• _LISTED ENTRIES_:
-- start --
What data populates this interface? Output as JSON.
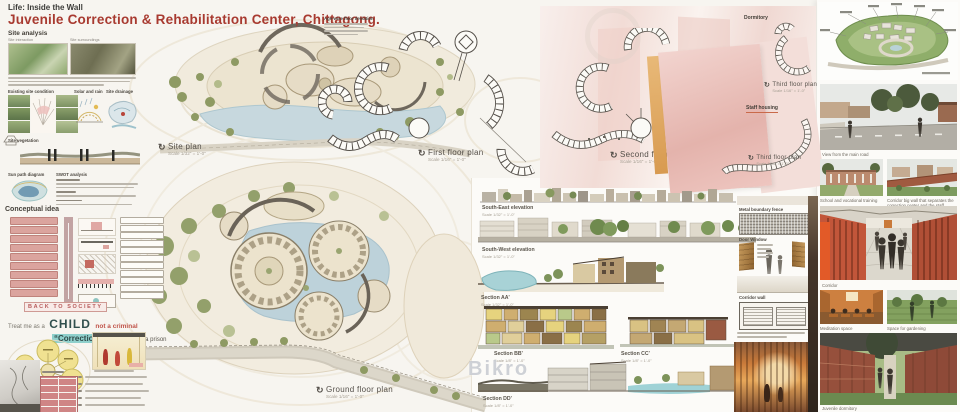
{
  "header": {
    "supertitle": "Life: Inside the Wall",
    "title": "Juvenile Correction & Rehabilitation Center, Chittagong."
  },
  "site_analysis": {
    "heading": "Site analysis",
    "thumb1_label": "Site interaction",
    "thumb2_label": "Site surroundings",
    "existing": "Existing site condition",
    "solar": "Solar and rain",
    "drainage": "Site drainage",
    "vegetation": "Site vegetation",
    "sunpath": "Sun path diagram",
    "swot": "SWOT analysis"
  },
  "conceptual": {
    "heading": "Conceptual idea",
    "back_to_society": "BACK TO SOCIETY",
    "treat_prefix": "Treat me as a",
    "treat_child": "CHILD",
    "treat_suffix": "not a criminal",
    "quote": "“Correction center”",
    "quote_suffix": "not a prison"
  },
  "plans": {
    "site_label": "Site plan",
    "site_scale": "Scale 1/32\" = 1'-0\"",
    "first_label": "First floor plan",
    "first_scale": "Scale 1/16\" = 1'-0\"",
    "second_label": "Second floor plan",
    "second_scale": "Scale 1/16\" = 1'-0\"",
    "third_label": "Third floor plan",
    "third_scale": "Scale 1/16\" = 1'-0\"",
    "ground_label": "Ground floor plan",
    "ground_scale": "Scale 1/16\" = 1'-0\""
  },
  "annotations": {
    "age_note": "Age-wise floor deviation",
    "dormitory": "Dormitory",
    "staff_housing": "Staff housing"
  },
  "drawings": {
    "se_label": "South-East elevation",
    "se_scale": "Scale 1/32\" = 1'-0\"",
    "sw_label": "South-West elevation",
    "sw_scale": "Scale 1/32\" = 1'-0\"",
    "aa_label": "Section AA'",
    "aa_scale": "Scale 1/32\" = 1'-0\"",
    "bb_label": "Section BB'",
    "bb_scale": "Scale 1/8\" = 1'-0\"",
    "cc_label": "Section CC'",
    "cc_scale": "Scale 1/8\" = 1'-0\"",
    "dd_label": "Section DD'",
    "dd_scale": "Scale 1/8\" = 1'-0\""
  },
  "details": {
    "fence": "Metal boundary fence",
    "door_window": "Door Window",
    "corridor_wall": "Corridor wall"
  },
  "renders": {
    "main_road": "View from the main road",
    "school": "School and vocational training",
    "big_wall": "Corridor big wall that separates the correction center and the staff housing",
    "corridor": "Corridor",
    "meditation": "Meditation space",
    "gardening": "Space for gardening",
    "dormitory_view": "Juvenile dormitory"
  },
  "watermark": "Bikro"
}
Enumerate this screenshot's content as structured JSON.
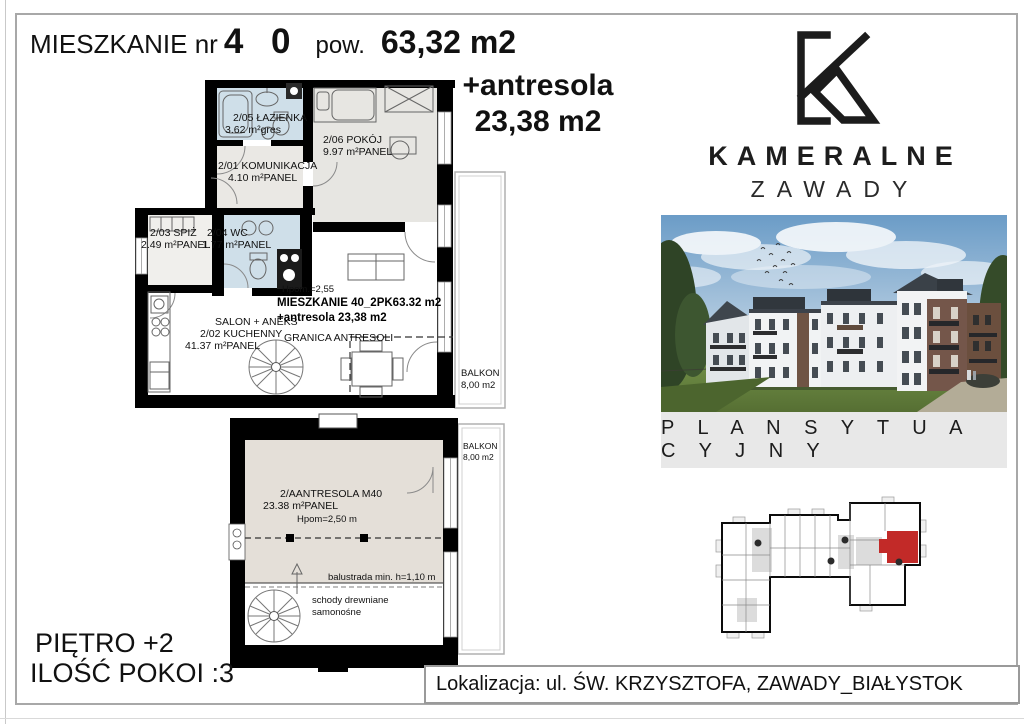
-- end --
• _INSTRUCTION_:
Write out every entry again word for word, without any of the pictures.

• _THE RESPONSE_:
What data populates this interface? Output as JSON.
{
  "header": {
    "supertitle": "Life: Inside the Wall",
    "title": "Juvenile Correction & Rehabilitation Center, Chittagong."
  },
  "site_analysis": {
    "heading": "Site analysis",
    "thumb1_label": "Site interaction",
    "thumb2_label": "Site surroundings",
    "existing": "Existing site condition",
    "solar": "Solar and rain",
    "drainage": "Site drainage",
    "vegetation": "Site vegetation",
    "sunpath": "Sun path diagram",
    "swot": "SWOT analysis"
  },
  "conceptual": {
    "heading": "Conceptual idea",
    "back_to_society": "BACK TO SOCIETY",
    "treat_prefix": "Treat me as a",
    "treat_child": "CHILD",
    "treat_suffix": "not a criminal",
    "quote": "“Correction center”",
    "quote_suffix": "not a prison"
  },
  "plans": {
    "site_label": "Site plan",
    "site_scale": "Scale 1/32\" = 1'-0\"",
    "first_label": "First floor plan",
    "first_scale": "Scale 1/16\" = 1'-0\"",
    "second_label": "Second floor plan",
    "second_scale": "Scale 1/16\" = 1'-0\"",
    "third_label": "Third floor plan",
    "third_scale": "Scale 1/16\" = 1'-0\"",
    "ground_label": "Ground floor plan",
    "ground_scale": "Scale 1/16\" = 1'-0\""
  },
  "annotations": {
    "age_note": "Age-wise floor deviation",
    "dormitory": "Dormitory",
    "staff_housing": "Staff housing"
  },
  "drawings": {
    "se_label": "South-East elevation",
    "se_scale": "Scale 1/32\" = 1'-0\"",
    "sw_label": "South-West elevation",
    "sw_scale": "Scale 1/32\" = 1'-0\"",
    "aa_label": "Section AA'",
    "aa_scale": "Scale 1/32\" = 1'-0\"",
    "bb_label": "Section BB'",
    "bb_scale": "Scale 1/8\" = 1'-0\"",
    "cc_label": "Section CC'",
    "cc_scale": "Scale 1/8\" = 1'-0\"",
    "dd_label": "Section DD'",
    "dd_scale": "Scale 1/8\" = 1'-0\""
  },
  "details": {
    "fence": "Metal boundary fence",
    "door_window": "Door Window",
    "corridor_wall": "Corridor wall"
  },
  "renders": {
    "main_road": "View from the main road",
    "school": "School and vocational training",
    "big_wall": "Corridor big wall that separates the correction center and the staff housing",
    "corridor": "Corridor",
    "meditation": "Meditation space",
    "gardening": "Space for gardening",
    "dormitory_view": "Juvenile dormitory"
  },
  "watermark": "Bikro"
}
Enumerate this screenshot's content as structured JSON.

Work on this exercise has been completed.